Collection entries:
** start **
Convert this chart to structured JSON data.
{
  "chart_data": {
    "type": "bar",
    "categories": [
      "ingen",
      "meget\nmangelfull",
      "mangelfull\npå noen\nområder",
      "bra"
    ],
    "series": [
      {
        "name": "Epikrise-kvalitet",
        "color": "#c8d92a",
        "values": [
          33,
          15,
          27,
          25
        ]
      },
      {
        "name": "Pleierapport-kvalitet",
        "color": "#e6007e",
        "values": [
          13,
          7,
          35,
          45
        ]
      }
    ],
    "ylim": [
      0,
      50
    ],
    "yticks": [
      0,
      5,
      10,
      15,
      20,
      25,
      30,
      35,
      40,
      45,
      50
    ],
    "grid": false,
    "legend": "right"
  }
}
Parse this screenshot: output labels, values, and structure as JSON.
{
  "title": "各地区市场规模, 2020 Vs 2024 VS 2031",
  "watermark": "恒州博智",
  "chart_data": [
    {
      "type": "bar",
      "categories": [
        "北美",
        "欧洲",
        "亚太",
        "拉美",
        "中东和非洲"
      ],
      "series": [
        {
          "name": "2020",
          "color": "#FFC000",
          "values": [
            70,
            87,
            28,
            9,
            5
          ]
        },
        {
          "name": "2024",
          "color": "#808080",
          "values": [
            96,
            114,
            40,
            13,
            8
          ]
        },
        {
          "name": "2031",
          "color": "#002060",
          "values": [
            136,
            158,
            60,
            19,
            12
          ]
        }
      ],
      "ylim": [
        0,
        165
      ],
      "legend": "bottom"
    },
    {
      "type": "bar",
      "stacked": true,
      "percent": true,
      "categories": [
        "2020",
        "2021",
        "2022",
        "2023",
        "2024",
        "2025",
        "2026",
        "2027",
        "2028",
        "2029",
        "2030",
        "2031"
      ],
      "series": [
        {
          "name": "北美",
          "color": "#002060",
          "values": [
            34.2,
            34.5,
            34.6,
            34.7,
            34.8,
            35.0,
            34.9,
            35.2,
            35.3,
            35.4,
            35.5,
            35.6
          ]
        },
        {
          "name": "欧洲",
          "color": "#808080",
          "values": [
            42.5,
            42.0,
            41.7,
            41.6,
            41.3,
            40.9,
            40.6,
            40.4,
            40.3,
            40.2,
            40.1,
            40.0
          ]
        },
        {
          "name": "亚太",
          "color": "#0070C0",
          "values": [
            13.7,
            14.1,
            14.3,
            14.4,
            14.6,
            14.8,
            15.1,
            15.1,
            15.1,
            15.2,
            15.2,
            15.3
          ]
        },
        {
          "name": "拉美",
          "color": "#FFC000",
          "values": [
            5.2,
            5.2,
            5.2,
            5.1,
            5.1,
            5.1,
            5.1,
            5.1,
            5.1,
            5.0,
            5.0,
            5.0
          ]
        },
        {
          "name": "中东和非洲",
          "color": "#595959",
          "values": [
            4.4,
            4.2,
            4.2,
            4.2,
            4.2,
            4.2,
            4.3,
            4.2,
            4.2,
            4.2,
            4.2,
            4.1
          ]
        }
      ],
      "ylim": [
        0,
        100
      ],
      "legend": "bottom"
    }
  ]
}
** end **
• **GOAL OF THE EXERCISE**: In the listing, find all lines with the string "kvalitet" and copy them.

• **RESPONSE**:
        "name": "Epikrise-kvalitet",
        "name": "Pleierapport-kvalitet",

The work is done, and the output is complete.